§ **EXERCISE OBJECTIVE**: Make an exact copy of the records, with the images left out.

(Records about charts and figures)
[BEGIN]

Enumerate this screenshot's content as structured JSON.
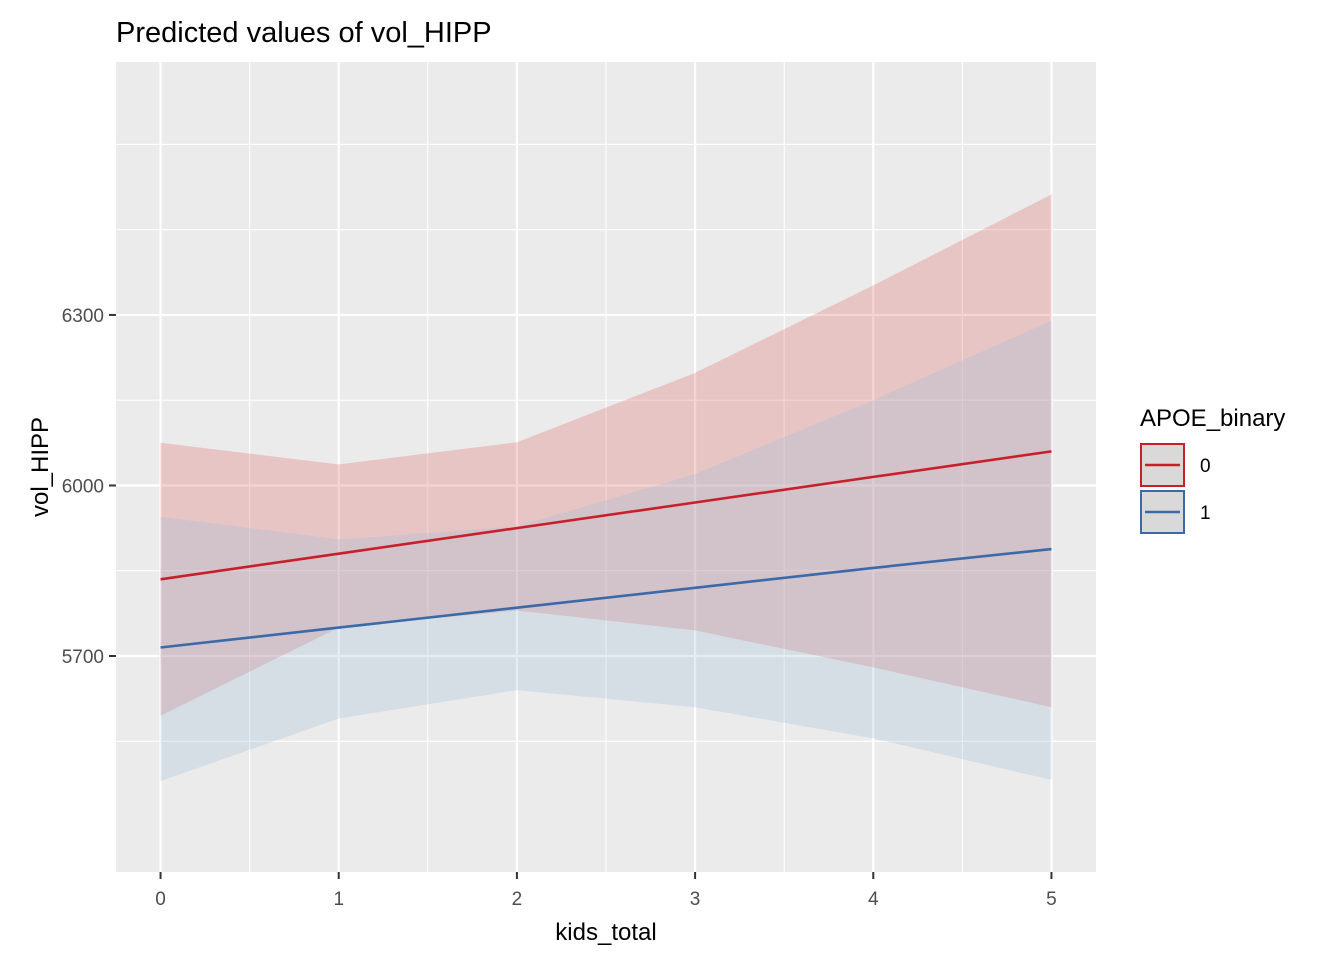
{
  "chart_data": {
    "type": "line",
    "title": "Predicted values of vol_HIPP",
    "xlabel": "kids_total",
    "ylabel": "vol_HIPP",
    "x": [
      0,
      1,
      2,
      3,
      4,
      5
    ],
    "xlim": [
      -0.25,
      5.25
    ],
    "ylim": [
      5320,
      6745
    ],
    "x_ticks": [
      0,
      1,
      2,
      3,
      4,
      5
    ],
    "x_tick_labels": [
      "0",
      "1",
      "2",
      "3",
      "4",
      "5"
    ],
    "y_ticks": [
      5700,
      6000,
      6300
    ],
    "y_tick_labels": [
      "5700",
      "6000",
      "6300"
    ],
    "y_minor_ticks": [
      5550,
      5850,
      6150,
      6450,
      6600
    ],
    "x_minor_ticks": [
      0.5,
      1.5,
      2.5,
      3.5,
      4.5
    ],
    "grid": true,
    "legend": {
      "title": "APOE_binary",
      "position": "right"
    },
    "series": [
      {
        "name": "0",
        "color": "#c8202a",
        "fill": "#e06666",
        "values": [
          5835,
          5880,
          5925,
          5970,
          6015,
          6060
        ],
        "ci_low": [
          5595,
          5750,
          5780,
          5745,
          5680,
          5610
        ],
        "ci_high": [
          6075,
          6037,
          6076,
          6198,
          6352,
          6512
        ]
      },
      {
        "name": "1",
        "color": "#3b6aa8",
        "fill": "#9fb9d9",
        "values": [
          5715,
          5750,
          5785,
          5820,
          5855,
          5888
        ],
        "ci_low": [
          5480,
          5590,
          5640,
          5610,
          5555,
          5482
        ],
        "ci_high": [
          5945,
          5905,
          5928,
          6020,
          6150,
          6290
        ]
      }
    ]
  }
}
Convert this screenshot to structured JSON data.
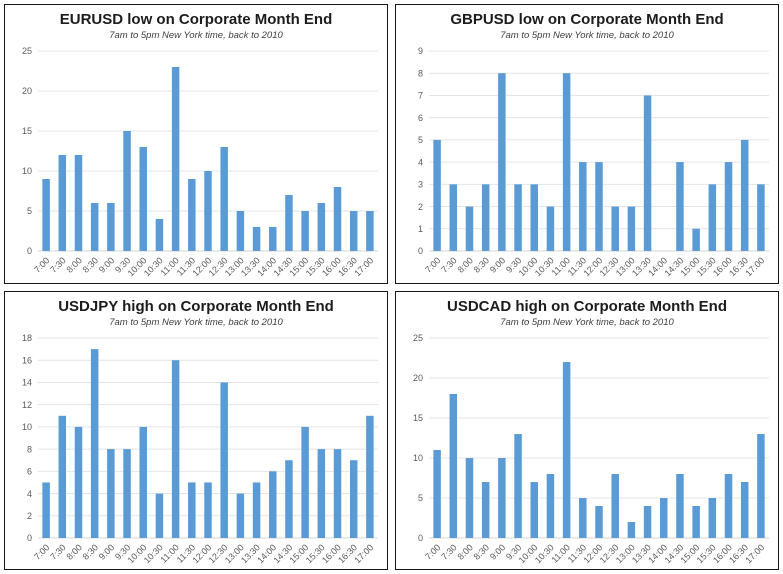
{
  "style": {
    "bar_color": "#5B9BD5",
    "grid_color": "#e4e4e4",
    "baseline_color": "#d6d6d6",
    "axis_text_color": "#595959",
    "panel_border_color": "#161616"
  },
  "chart_data": [
    {
      "type": "bar",
      "title": "EURUSD low on Corporate Month End",
      "subtitle": "7am to 5pm New York time, back to 2010",
      "categories": [
        "7:00",
        "7:30",
        "8:00",
        "8:30",
        "9:00",
        "9:30",
        "10:00",
        "10:30",
        "11:00",
        "11:30",
        "12:00",
        "12:30",
        "13:00",
        "13:30",
        "14:00",
        "14:30",
        "15:00",
        "15:30",
        "16:00",
        "16:30",
        "17:00"
      ],
      "values": [
        9,
        12,
        12,
        6,
        6,
        15,
        13,
        4,
        23,
        9,
        10,
        13,
        5,
        3,
        3,
        7,
        5,
        6,
        8,
        5,
        5
      ],
      "xlabel": "",
      "ylabel": "",
      "ylim": [
        0,
        25
      ],
      "ytick_step": 5,
      "grid": true,
      "legend": "none"
    },
    {
      "type": "bar",
      "title": "GBPUSD low on Corporate Month End",
      "subtitle": "7am to 5pm New York time, back to 2010",
      "categories": [
        "7:00",
        "7:30",
        "8:00",
        "8:30",
        "9:00",
        "9:30",
        "10:00",
        "10:30",
        "11:00",
        "11:30",
        "12:00",
        "12:30",
        "13:00",
        "13:30",
        "14:00",
        "14:30",
        "15:00",
        "15:30",
        "16:00",
        "16:30",
        "17:00"
      ],
      "values": [
        5,
        3,
        2,
        3,
        8,
        3,
        3,
        2,
        8,
        4,
        4,
        2,
        2,
        7,
        0,
        4,
        1,
        3,
        4,
        5,
        3
      ],
      "xlabel": "",
      "ylabel": "",
      "ylim": [
        0,
        9
      ],
      "ytick_step": 1,
      "grid": true,
      "legend": "none"
    },
    {
      "type": "bar",
      "title": "USDJPY high on Corporate Month End",
      "subtitle": "7am to 5pm New York time, back to 2010",
      "categories": [
        "7:00",
        "7:30",
        "8:00",
        "8:30",
        "9:00",
        "9:30",
        "10:00",
        "10:30",
        "11:00",
        "11:30",
        "12:00",
        "12:30",
        "13:00",
        "13:30",
        "14:00",
        "14:30",
        "15:00",
        "15:30",
        "16:00",
        "16:30",
        "17:00"
      ],
      "values": [
        5,
        11,
        10,
        17,
        8,
        8,
        10,
        4,
        16,
        5,
        5,
        14,
        4,
        5,
        6,
        7,
        10,
        8,
        8,
        7,
        11
      ],
      "xlabel": "",
      "ylabel": "",
      "ylim": [
        0,
        18
      ],
      "ytick_step": 2,
      "grid": true,
      "legend": "none"
    },
    {
      "type": "bar",
      "title": "USDCAD high on Corporate Month End",
      "subtitle": "7am to 5pm New York time, back to 2010",
      "categories": [
        "7:00",
        "7:30",
        "8:00",
        "8:30",
        "9:00",
        "9:30",
        "10:00",
        "10:30",
        "11:00",
        "11:30",
        "12:00",
        "12:30",
        "13:00",
        "13:30",
        "14:00",
        "14:30",
        "15:00",
        "15:30",
        "16:00",
        "16:30",
        "17:00"
      ],
      "values": [
        11,
        18,
        10,
        7,
        10,
        13,
        7,
        8,
        22,
        5,
        4,
        8,
        2,
        4,
        5,
        8,
        4,
        5,
        8,
        7,
        13
      ],
      "xlabel": "",
      "ylabel": "",
      "ylim": [
        0,
        25
      ],
      "ytick_step": 5,
      "grid": true,
      "legend": "none"
    }
  ]
}
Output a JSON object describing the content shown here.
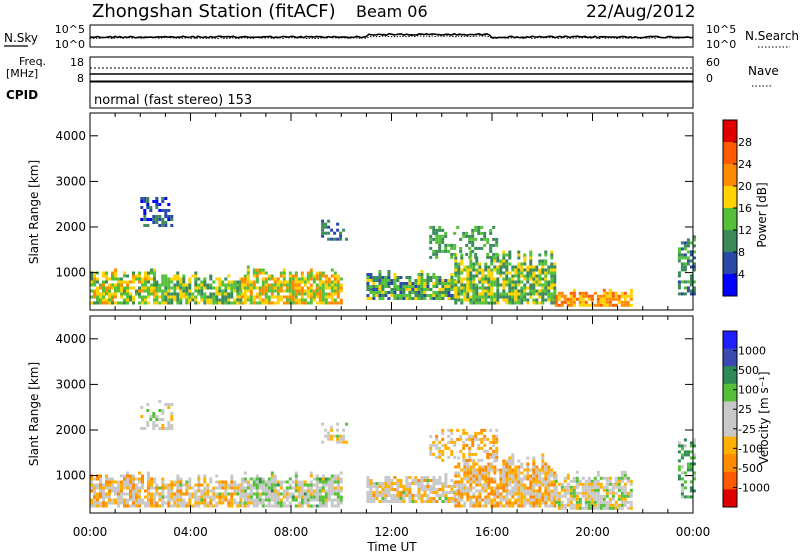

[END]

§ **CORRECT RESPONSE**:
Enumerate this screenshot's content as structured JSON.
{
  "chart_data": {
    "type": "line",
    "title": "Predicted values of vol_HIPP",
    "xlabel": "kids_total",
    "ylabel": "vol_HIPP",
    "x": [
      0,
      1,
      2,
      3,
      4,
      5
    ],
    "xlim": [
      -0.25,
      5.25
    ],
    "ylim": [
      5320,
      6745
    ],
    "x_ticks": [
      0,
      1,
      2,
      3,
      4,
      5
    ],
    "x_tick_labels": [
      "0",
      "1",
      "2",
      "3",
      "4",
      "5"
    ],
    "y_ticks": [
      5700,
      6000,
      6300
    ],
    "y_tick_labels": [
      "5700",
      "6000",
      "6300"
    ],
    "y_minor_ticks": [
      5550,
      5850,
      6150,
      6450,
      6600
    ],
    "x_minor_ticks": [
      0.5,
      1.5,
      2.5,
      3.5,
      4.5
    ],
    "grid": true,
    "legend": {
      "title": "APOE_binary",
      "position": "right"
    },
    "series": [
      {
        "name": "0",
        "color": "#c8202a",
        "fill": "#e06666",
        "values": [
          5835,
          5880,
          5925,
          5970,
          6015,
          6060
        ],
        "ci_low": [
          5595,
          5750,
          5780,
          5745,
          5680,
          5610
        ],
        "ci_high": [
          6075,
          6037,
          6076,
          6198,
          6352,
          6512
        ]
      },
      {
        "name": "1",
        "color": "#3b6aa8",
        "fill": "#9fb9d9",
        "values": [
          5715,
          5750,
          5785,
          5820,
          5855,
          5888
        ],
        "ci_low": [
          5480,
          5590,
          5640,
          5610,
          5555,
          5482
        ],
        "ci_high": [
          5945,
          5905,
          5928,
          6020,
          6150,
          6290
        ]
      }
    ]
  }
}
Convert this screenshot to structured JSON data.
{
  "style": {
    "bar_color": "#5B9BD5",
    "grid_color": "#e4e4e4",
    "baseline_color": "#d6d6d6",
    "axis_text_color": "#595959",
    "panel_border_color": "#161616"
  },
  "chart_data": [
    {
      "type": "bar",
      "title": "EURUSD low on Corporate Month End",
      "subtitle": "7am to 5pm New York time, back to 2010",
      "categories": [
        "7:00",
        "7:30",
        "8:00",
        "8:30",
        "9:00",
        "9:30",
        "10:00",
        "10:30",
        "11:00",
        "11:30",
        "12:00",
        "12:30",
        "13:00",
        "13:30",
        "14:00",
        "14:30",
        "15:00",
        "15:30",
        "16:00",
        "16:30",
        "17:00"
      ],
      "values": [
        9,
        12,
        12,
        6,
        6,
        15,
        13,
        4,
        23,
        9,
        10,
        13,
        5,
        3,
        3,
        7,
        5,
        6,
        8,
        5,
        5
      ],
      "xlabel": "",
      "ylabel": "",
      "ylim": [
        0,
        25
      ],
      "ytick_step": 5,
      "grid": true,
      "legend": "none"
    },
    {
      "type": "bar",
      "title": "GBPUSD low on Corporate Month End",
      "subtitle": "7am to 5pm New York time, back to 2010",
      "categories": [
        "7:00",
        "7:30",
        "8:00",
        "8:30",
        "9:00",
        "9:30",
        "10:00",
        "10:30",
        "11:00",
        "11:30",
        "12:00",
        "12:30",
        "13:00",
        "13:30",
        "14:00",
        "14:30",
        "15:00",
        "15:30",
        "16:00",
        "16:30",
        "17:00"
      ],
      "values": [
        5,
        3,
        2,
        3,
        8,
        3,
        3,
        2,
        8,
        4,
        4,
        2,
        2,
        7,
        0,
        4,
        1,
        3,
        4,
        5,
        3
      ],
      "xlabel": "",
      "ylabel": "",
      "ylim": [
        0,
        9
      ],
      "ytick_step": 1,
      "grid": true,
      "legend": "none"
    },
    {
      "type": "bar",
      "title": "USDJPY high on Corporate Month End",
      "subtitle": "7am to 5pm New York time, back to 2010",
      "categories": [
        "7:00",
        "7:30",
        "8:00",
        "8:30",
        "9:00",
        "9:30",
        "10:00",
        "10:30",
        "11:00",
        "11:30",
        "12:00",
        "12:30",
        "13:00",
        "13:30",
        "14:00",
        "14:30",
        "15:00",
        "15:30",
        "16:00",
        "16:30",
        "17:00"
      ],
      "values": [
        5,
        11,
        10,
        17,
        8,
        8,
        10,
        4,
        16,
        5,
        5,
        14,
        4,
        5,
        6,
        7,
        10,
        8,
        8,
        7,
        11
      ],
      "xlabel": "",
      "ylabel": "",
      "ylim": [
        0,
        18
      ],
      "ytick_step": 2,
      "grid": true,
      "legend": "none"
    },
    {
      "type": "bar",
      "title": "USDCAD high on Corporate Month End",
      "subtitle": "7am to 5pm New York time, back to 2010",
      "categories": [
        "7:00",
        "7:30",
        "8:00",
        "8:30",
        "9:00",
        "9:30",
        "10:00",
        "10:30",
        "11:00",
        "11:30",
        "12:00",
        "12:30",
        "13:00",
        "13:30",
        "14:00",
        "14:30",
        "15:00",
        "15:30",
        "16:00",
        "16:30",
        "17:00"
      ],
      "values": [
        11,
        18,
        10,
        7,
        10,
        13,
        7,
        8,
        22,
        5,
        4,
        8,
        2,
        4,
        5,
        8,
        4,
        5,
        8,
        7,
        13
      ],
      "xlabel": "",
      "ylabel": "",
      "ylim": [
        0,
        25
      ],
      "ytick_step": 5,
      "grid": true,
      "legend": "none"
    }
  ]
}
Output a JSON object describing the content shown here.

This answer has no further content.